PROBLEM STATEMENT –
Your task is to repeat the listing exactly.

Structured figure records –
--------

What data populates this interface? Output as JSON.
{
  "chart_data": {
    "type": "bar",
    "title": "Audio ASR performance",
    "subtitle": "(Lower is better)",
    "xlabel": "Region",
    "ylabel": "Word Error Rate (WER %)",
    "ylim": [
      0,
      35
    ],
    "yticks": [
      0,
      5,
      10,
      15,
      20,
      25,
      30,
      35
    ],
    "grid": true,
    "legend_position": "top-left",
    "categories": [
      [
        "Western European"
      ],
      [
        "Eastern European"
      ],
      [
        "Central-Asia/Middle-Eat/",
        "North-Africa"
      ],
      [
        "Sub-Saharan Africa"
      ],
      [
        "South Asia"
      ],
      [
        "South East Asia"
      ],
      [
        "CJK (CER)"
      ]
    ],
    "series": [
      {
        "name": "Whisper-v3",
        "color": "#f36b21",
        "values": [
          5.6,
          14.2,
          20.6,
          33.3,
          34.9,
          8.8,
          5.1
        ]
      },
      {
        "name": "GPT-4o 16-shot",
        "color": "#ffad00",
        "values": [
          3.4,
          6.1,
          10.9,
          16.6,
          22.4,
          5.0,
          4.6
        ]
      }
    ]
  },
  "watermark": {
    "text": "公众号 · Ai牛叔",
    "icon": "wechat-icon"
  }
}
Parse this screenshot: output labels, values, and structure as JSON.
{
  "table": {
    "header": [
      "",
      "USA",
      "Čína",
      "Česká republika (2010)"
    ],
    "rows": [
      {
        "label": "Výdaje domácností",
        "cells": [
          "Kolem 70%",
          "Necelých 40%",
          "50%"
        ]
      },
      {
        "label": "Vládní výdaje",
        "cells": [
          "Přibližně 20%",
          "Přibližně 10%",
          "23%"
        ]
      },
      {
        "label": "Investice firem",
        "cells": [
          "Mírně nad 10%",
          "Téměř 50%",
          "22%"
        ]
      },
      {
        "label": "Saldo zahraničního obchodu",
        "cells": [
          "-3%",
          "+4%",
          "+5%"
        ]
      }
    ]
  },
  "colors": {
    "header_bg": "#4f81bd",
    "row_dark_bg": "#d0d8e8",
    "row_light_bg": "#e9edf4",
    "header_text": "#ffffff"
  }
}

--------

FULL SOLUTION –
What data populates this interface? Output as JSON.
{
  "chart_data": {
    "type": "bar",
    "title": "Audio ASR performance",
    "subtitle": "(Lower is better)",
    "xlabel": "Region",
    "ylabel": "Word Error Rate (WER %)",
    "ylim": [
      0,
      35
    ],
    "yticks": [
      0,
      5,
      10,
      15,
      20,
      25,
      30,
      35
    ],
    "grid": true,
    "legend_position": "top-left",
    "categories": [
      [
        "Western European"
      ],
      [
        "Eastern European"
      ],
      [
        "Central-Asia/Middle-Eat/",
        "North-Africa"
      ],
      [
        "Sub-Saharan Africa"
      ],
      [
        "South Asia"
      ],
      [
        "South East Asia"
      ],
      [
        "CJK (CER)"
      ]
    ],
    "series": [
      {
        "name": "Whisper-v3",
        "color": "#f36b21",
        "values": [
          5.6,
          14.2,
          20.6,
          33.3,
          34.9,
          8.8,
          5.1
        ]
      },
      {
        "name": "GPT-4o 16-shot",
        "color": "#ffad00",
        "values": [
          3.4,
          6.1,
          10.9,
          16.6,
          22.4,
          5.0,
          4.6
        ]
      }
    ]
  },
  "watermark": {
    "text": "公众号 · Ai牛叔",
    "icon": "wechat-icon"
  }
}
Parse this screenshot: output labels, values, and structure as JSON.
{
  "table": {
    "header": [
      "",
      "USA",
      "Čína",
      "Česká republika (2010)"
    ],
    "rows": [
      {
        "label": "Výdaje domácností",
        "cells": [
          "Kolem 70%",
          "Necelých 40%",
          "50%"
        ]
      },
      {
        "label": "Vládní výdaje",
        "cells": [
          "Přibližně 20%",
          "Přibližně 10%",
          "23%"
        ]
      },
      {
        "label": "Investice firem",
        "cells": [
          "Mírně nad 10%",
          "Téměř 50%",
          "22%"
        ]
      },
      {
        "label": "Saldo zahraničního obchodu",
        "cells": [
          "-3%",
          "+4%",
          "+5%"
        ]
      }
    ]
  },
  "colors": {
    "header_bg": "#4f81bd",
    "row_dark_bg": "#d0d8e8",
    "row_light_bg": "#e9edf4",
    "header_text": "#ffffff"
  }
}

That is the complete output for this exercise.